Items from a dataset
□ □ □ □ □

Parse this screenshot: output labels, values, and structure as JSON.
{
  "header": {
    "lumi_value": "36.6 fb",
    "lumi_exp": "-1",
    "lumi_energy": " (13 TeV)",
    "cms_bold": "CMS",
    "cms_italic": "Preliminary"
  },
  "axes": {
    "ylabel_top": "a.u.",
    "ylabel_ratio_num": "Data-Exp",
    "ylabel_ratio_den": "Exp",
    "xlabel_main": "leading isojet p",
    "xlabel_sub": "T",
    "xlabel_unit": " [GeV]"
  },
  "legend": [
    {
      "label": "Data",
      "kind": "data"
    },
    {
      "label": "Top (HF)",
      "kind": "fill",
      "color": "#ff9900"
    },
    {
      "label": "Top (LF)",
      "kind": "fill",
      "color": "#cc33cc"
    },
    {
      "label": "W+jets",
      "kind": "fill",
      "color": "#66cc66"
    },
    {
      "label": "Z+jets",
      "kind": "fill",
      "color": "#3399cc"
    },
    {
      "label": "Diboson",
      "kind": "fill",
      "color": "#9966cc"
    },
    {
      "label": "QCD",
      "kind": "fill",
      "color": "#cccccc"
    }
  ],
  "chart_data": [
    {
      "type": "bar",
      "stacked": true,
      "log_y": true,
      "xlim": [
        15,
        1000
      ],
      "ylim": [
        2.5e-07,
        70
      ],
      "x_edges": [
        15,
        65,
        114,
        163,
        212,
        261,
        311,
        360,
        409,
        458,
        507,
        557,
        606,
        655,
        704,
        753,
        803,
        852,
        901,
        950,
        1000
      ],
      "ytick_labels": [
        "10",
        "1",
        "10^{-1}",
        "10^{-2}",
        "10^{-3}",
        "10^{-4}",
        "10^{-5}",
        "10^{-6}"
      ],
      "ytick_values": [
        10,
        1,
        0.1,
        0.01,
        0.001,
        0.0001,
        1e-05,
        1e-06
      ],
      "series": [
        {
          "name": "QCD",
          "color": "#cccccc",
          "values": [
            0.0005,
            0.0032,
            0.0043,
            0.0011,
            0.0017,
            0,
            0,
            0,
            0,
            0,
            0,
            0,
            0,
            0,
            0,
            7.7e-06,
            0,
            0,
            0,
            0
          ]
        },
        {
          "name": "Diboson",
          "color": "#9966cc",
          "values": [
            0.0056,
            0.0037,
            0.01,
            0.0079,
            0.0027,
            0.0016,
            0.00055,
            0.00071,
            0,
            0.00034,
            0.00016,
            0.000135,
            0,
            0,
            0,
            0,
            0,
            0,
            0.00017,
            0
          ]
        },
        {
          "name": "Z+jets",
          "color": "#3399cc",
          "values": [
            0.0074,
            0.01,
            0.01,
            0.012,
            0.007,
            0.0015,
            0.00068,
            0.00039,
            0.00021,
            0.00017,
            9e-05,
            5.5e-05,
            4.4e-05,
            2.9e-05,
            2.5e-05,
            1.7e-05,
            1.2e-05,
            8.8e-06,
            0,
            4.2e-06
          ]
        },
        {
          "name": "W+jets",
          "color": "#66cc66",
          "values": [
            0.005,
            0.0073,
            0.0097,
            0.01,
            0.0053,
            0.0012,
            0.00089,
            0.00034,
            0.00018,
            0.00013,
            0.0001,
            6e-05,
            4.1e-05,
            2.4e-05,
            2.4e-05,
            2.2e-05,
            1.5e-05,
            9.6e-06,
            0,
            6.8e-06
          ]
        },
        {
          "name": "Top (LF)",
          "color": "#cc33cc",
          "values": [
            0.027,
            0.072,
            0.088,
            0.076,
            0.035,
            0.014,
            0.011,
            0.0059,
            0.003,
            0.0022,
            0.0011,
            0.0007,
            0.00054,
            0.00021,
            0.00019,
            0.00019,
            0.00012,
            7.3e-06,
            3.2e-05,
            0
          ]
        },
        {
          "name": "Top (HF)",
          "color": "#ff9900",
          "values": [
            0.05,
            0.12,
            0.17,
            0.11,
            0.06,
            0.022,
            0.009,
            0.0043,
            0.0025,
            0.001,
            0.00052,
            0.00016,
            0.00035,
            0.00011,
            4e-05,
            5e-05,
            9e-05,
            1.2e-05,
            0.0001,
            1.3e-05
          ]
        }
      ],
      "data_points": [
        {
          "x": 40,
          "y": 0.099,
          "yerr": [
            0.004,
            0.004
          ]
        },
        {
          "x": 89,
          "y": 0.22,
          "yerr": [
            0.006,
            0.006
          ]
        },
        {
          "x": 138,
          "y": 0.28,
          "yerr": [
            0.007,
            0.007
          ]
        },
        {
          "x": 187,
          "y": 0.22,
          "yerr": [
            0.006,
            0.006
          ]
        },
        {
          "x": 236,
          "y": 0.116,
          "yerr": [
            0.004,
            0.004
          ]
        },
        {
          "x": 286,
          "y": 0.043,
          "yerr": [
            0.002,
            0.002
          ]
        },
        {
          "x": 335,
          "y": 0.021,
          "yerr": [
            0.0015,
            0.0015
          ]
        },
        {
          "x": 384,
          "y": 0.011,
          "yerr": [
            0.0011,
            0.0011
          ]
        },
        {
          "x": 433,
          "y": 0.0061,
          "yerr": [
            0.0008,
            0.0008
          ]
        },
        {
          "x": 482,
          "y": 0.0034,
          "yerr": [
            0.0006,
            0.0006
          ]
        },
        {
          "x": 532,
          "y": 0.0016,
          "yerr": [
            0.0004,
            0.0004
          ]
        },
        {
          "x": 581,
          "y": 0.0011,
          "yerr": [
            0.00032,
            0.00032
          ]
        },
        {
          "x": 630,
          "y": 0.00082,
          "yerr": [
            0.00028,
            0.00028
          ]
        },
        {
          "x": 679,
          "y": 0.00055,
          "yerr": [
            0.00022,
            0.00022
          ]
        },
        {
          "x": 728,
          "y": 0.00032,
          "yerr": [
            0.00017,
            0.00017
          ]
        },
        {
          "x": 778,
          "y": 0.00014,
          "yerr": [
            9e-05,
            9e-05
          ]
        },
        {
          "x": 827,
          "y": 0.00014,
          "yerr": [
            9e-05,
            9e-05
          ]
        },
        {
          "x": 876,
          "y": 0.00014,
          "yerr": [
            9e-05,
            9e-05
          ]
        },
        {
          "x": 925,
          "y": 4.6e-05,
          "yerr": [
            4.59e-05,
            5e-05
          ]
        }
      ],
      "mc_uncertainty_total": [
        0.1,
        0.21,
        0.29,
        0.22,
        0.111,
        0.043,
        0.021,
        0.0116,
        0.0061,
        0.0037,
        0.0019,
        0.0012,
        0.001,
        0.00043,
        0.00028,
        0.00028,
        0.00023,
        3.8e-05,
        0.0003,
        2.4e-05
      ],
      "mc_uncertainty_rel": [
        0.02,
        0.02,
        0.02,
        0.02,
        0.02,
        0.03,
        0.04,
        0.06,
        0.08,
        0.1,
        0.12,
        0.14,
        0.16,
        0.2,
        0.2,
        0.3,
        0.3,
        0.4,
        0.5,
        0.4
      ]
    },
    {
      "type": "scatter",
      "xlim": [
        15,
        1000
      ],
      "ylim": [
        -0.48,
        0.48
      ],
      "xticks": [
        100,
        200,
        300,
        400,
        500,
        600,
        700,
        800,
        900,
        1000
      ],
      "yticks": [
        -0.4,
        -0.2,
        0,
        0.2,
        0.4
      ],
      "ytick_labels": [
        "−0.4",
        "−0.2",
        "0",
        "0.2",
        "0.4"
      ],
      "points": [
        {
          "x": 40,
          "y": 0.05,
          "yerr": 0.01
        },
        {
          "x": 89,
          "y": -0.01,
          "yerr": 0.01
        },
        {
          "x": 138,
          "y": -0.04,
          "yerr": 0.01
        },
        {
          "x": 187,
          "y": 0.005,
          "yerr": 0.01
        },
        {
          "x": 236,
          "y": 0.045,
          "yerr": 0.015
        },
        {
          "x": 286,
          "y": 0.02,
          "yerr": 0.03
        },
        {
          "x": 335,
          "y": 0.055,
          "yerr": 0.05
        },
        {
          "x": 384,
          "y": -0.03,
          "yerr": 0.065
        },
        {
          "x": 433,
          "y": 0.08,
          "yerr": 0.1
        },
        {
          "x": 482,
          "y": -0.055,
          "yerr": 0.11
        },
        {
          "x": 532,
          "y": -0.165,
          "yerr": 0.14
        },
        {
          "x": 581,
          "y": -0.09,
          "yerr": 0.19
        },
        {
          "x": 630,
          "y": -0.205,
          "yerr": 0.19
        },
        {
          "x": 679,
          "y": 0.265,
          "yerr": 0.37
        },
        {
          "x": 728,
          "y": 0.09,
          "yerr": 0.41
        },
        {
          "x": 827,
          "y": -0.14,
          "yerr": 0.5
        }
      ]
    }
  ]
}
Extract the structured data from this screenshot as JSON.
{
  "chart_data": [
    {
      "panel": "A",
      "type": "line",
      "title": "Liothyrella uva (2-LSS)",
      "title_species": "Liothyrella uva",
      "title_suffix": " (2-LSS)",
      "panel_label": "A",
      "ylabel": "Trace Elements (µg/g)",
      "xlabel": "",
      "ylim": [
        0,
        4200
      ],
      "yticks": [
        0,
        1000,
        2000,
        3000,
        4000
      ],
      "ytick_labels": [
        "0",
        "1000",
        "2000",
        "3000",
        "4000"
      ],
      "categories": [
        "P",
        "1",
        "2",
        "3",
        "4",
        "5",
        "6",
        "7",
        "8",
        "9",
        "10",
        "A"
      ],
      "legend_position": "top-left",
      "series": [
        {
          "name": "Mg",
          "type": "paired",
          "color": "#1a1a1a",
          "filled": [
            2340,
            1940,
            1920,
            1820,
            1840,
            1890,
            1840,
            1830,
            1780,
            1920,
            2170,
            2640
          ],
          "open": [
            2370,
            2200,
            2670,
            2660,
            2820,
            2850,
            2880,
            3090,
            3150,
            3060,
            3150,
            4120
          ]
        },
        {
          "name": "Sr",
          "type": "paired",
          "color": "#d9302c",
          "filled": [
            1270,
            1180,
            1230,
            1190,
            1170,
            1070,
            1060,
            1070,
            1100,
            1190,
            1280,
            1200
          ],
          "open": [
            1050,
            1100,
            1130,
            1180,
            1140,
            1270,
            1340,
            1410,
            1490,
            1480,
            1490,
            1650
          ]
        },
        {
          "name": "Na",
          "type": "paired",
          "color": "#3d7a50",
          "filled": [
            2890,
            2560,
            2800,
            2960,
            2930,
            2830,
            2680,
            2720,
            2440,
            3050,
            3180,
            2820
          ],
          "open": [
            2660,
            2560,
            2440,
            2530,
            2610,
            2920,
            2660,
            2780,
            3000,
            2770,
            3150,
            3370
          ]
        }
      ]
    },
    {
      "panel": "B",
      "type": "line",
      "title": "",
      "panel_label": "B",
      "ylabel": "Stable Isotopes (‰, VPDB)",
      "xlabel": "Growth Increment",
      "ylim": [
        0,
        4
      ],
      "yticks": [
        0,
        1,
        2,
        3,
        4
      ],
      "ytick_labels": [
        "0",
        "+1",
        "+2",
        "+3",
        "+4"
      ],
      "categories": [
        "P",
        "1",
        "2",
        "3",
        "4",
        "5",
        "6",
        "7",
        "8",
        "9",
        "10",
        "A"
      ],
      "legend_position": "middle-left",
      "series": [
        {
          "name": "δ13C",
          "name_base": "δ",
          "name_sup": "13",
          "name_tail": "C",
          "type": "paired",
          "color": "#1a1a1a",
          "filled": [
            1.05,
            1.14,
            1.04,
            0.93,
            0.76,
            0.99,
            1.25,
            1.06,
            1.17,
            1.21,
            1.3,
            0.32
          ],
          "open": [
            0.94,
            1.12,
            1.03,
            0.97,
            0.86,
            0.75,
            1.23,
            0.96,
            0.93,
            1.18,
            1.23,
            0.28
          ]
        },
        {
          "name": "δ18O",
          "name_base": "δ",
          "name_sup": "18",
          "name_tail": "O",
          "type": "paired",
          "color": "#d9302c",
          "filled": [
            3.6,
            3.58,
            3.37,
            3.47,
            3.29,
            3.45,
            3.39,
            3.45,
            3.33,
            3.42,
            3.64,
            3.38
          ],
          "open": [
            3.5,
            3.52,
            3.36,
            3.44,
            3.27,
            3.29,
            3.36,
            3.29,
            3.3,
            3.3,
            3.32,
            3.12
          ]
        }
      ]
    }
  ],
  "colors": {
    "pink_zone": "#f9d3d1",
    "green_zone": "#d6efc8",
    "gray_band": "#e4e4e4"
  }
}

□ □ □ □ □

-- Short exercise --
Which lines hold the string "left"? List them all.

-- Result of this task --
      "legend_position": "top-left",
      "legend_position": "middle-left",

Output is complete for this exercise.